→ What is required
From the listing below, pick out each line with the word "name".

** Start Stored records **

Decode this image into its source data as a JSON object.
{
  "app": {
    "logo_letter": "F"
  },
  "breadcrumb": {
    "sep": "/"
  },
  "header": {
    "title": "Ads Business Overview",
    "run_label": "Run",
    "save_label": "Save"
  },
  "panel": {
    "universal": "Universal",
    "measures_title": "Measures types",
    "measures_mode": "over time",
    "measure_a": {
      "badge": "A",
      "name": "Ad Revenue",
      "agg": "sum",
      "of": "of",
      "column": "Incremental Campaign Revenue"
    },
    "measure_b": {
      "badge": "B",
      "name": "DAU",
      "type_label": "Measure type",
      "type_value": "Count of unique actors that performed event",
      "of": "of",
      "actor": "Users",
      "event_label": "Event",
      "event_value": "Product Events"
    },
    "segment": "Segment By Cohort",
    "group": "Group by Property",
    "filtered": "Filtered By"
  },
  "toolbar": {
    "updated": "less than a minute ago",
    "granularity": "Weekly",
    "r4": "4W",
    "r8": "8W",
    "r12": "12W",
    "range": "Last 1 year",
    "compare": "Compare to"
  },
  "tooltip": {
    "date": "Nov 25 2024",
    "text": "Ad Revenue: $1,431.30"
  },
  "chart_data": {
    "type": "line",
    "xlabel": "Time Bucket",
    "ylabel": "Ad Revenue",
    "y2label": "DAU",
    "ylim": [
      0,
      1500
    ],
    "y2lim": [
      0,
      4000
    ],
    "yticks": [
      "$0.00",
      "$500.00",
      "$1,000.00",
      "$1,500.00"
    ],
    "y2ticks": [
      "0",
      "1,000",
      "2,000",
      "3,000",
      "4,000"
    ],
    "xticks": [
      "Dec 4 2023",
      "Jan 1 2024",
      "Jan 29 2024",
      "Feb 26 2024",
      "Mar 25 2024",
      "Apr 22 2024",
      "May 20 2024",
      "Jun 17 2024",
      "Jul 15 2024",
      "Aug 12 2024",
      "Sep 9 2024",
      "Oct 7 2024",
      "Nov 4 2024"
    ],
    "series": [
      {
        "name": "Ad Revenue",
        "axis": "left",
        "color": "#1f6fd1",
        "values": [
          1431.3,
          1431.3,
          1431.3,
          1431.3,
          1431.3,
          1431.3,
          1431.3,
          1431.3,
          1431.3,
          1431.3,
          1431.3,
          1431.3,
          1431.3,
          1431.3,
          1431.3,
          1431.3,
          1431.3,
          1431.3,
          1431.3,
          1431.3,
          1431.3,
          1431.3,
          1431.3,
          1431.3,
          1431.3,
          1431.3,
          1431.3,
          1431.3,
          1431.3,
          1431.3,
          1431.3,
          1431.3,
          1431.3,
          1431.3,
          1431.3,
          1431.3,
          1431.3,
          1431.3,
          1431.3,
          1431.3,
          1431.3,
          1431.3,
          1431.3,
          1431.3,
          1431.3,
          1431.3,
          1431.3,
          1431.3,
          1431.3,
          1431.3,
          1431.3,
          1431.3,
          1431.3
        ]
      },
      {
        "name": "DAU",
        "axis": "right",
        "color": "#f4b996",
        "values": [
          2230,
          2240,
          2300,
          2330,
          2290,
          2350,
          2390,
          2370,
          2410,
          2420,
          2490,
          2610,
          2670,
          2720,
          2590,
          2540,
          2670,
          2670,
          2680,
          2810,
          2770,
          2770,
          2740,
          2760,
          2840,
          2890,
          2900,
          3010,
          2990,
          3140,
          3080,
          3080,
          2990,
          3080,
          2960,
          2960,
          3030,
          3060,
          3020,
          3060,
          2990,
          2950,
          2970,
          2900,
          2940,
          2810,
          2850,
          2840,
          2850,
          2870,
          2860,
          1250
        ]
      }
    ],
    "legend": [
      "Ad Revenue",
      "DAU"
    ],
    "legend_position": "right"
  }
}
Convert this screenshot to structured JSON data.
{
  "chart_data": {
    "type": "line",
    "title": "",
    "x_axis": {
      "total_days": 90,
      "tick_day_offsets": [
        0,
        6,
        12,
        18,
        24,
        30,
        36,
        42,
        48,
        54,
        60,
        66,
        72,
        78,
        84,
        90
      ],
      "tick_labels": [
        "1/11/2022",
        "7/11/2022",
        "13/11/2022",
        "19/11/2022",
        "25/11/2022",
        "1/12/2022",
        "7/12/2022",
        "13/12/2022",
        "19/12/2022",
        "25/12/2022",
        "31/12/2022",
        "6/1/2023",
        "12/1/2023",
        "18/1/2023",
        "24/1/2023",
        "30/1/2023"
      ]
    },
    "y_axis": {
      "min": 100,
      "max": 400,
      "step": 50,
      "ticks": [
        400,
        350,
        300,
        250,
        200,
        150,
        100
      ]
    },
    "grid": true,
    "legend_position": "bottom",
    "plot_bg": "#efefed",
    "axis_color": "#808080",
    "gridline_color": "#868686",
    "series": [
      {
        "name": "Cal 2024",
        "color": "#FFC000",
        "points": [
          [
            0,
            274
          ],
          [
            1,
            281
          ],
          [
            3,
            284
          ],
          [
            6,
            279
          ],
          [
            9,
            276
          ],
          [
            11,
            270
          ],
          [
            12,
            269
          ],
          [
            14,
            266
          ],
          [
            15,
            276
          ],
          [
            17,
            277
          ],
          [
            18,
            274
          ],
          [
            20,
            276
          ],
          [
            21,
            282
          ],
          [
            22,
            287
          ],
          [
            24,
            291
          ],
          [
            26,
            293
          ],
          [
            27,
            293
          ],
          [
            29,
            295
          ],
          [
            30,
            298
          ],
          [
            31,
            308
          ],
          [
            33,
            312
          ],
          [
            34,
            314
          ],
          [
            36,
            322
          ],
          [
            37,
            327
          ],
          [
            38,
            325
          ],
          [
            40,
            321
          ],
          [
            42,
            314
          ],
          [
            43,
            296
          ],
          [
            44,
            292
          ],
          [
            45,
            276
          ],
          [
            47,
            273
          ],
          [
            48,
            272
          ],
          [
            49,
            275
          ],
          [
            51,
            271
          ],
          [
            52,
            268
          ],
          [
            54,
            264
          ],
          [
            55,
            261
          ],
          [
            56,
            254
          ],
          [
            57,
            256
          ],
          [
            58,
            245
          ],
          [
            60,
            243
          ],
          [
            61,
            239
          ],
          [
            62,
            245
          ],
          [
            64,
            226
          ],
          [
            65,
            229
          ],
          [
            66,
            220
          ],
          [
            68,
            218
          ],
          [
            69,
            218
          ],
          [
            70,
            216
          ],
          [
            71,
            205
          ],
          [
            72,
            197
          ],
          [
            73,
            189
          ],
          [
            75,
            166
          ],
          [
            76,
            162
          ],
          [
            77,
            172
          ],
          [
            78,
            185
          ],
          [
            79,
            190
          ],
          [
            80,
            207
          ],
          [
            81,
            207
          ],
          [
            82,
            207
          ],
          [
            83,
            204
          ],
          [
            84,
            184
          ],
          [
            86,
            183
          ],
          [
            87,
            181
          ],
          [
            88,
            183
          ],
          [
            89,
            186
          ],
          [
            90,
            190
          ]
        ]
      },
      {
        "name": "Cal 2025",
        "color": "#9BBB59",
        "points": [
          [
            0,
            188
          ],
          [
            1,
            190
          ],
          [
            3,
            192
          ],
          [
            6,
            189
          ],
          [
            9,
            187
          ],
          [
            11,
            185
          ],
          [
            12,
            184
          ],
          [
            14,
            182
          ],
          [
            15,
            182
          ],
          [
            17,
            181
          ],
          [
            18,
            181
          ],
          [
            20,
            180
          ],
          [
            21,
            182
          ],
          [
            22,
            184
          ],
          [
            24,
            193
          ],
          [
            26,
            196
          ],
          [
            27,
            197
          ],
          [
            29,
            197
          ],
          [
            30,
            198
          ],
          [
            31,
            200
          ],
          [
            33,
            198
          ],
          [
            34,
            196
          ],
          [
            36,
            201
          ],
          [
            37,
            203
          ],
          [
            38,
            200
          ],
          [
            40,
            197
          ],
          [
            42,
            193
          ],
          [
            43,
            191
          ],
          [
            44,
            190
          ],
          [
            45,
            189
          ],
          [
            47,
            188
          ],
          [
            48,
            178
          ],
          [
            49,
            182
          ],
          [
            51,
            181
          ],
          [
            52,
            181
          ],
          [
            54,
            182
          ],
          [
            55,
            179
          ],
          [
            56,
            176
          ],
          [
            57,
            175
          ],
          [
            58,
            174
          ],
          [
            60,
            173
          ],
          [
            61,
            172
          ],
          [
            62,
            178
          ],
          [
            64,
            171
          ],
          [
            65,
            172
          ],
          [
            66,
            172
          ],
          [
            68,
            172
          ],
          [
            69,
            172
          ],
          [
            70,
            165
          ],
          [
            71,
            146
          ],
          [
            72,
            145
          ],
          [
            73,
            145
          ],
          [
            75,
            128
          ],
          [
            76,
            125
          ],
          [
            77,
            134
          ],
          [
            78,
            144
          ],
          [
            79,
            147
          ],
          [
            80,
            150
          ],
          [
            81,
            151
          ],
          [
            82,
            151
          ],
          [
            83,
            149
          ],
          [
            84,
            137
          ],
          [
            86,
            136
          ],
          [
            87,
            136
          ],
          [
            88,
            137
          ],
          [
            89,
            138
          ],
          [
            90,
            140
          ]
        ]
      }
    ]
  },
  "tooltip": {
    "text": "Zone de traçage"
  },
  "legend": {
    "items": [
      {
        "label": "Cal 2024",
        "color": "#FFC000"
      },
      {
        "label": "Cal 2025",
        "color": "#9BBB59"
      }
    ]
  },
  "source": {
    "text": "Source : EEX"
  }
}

** End Stored records **

→ Solution for this exercise
      "name": "Ad Revenue",
      "name": "DAU",
        "name": "Ad Revenue",
        "name": "DAU",
        "name": "Cal 2024",
        "name": "Cal 2025",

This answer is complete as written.